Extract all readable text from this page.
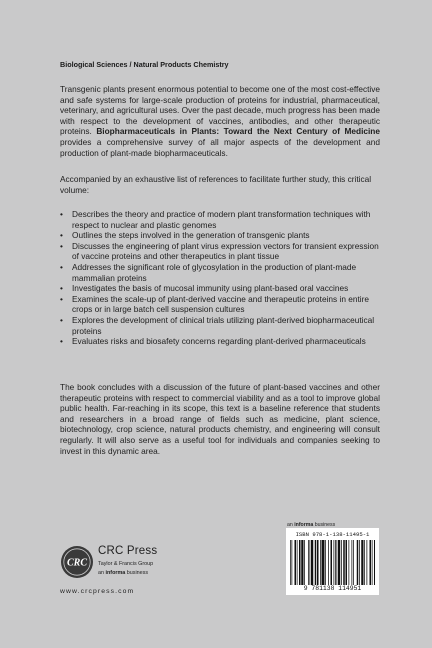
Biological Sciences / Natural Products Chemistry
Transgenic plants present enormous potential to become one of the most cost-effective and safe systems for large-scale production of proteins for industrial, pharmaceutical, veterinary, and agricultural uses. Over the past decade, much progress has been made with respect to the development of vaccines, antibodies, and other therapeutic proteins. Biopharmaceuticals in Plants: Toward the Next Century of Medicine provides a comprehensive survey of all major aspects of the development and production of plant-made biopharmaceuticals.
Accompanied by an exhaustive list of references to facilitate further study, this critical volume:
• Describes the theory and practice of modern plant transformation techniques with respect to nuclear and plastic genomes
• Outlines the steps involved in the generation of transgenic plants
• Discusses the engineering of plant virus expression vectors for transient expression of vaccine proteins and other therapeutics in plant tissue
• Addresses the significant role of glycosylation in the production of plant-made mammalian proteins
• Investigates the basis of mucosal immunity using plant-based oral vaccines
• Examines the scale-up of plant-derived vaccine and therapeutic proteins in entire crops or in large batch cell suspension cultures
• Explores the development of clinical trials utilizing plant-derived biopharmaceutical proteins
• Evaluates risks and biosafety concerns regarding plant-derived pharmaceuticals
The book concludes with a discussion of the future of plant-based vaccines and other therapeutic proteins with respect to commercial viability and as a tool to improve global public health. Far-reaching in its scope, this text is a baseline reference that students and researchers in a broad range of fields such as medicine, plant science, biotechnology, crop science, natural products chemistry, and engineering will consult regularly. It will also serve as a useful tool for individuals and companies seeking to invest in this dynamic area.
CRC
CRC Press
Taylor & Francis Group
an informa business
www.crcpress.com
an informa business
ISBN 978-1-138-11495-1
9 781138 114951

##############################

Write out all the records again, exactly, minus any pictures.

Extract all readable text from this page.
Biological Sciences / Natural Products Chemistry
Transgenic plants present enormous potential to become one of the most cost-effective and safe systems for large-scale production of proteins for industrial, pharmaceutical, veterinary, and agricultural uses. Over the past decade, much progress has been made with respect to the development of vaccines, antibodies, and other therapeutic proteins. Biopharmaceuticals in Plants: Toward the Next Century of Medicine provides a comprehensive survey of all major aspects of the development and production of plant-made biopharmaceuticals.
Accompanied by an exhaustive list of references to facilitate further study, this critical volume:
• Describes the theory and practice of modern plant transformation techniques with respect to nuclear and plastic genomes
• Outlines the steps involved in the generation of transgenic plants
• Discusses the engineering of plant virus expression vectors for transient expression of vaccine proteins and other therapeutics in plant tissue
• Addresses the significant role of glycosylation in the production of plant-made mammalian proteins
• Investigates the basis of mucosal immunity using plant-based oral vaccines
• Examines the scale-up of plant-derived vaccine and therapeutic proteins in entire crops or in large batch cell suspension cultures
• Explores the development of clinical trials utilizing plant-derived biopharmaceutical proteins
• Evaluates risks and biosafety concerns regarding plant-derived pharmaceuticals
The book concludes with a discussion of the future of plant-based vaccines and other therapeutic proteins with respect to commercial viability and as a tool to improve global public health. Far-reaching in its scope, this text is a baseline reference that students and researchers in a broad range of fields such as medicine, plant science, biotechnology, crop science, natural products chemistry, and engineering will consult regularly. It will also serve as a useful tool for individuals and companies seeking to invest in this dynamic area.
CRC
CRC Press
Taylor & Francis Group
an informa business
www.crcpress.com
an informa business
ISBN 978-1-138-11495-1
9 781138 114951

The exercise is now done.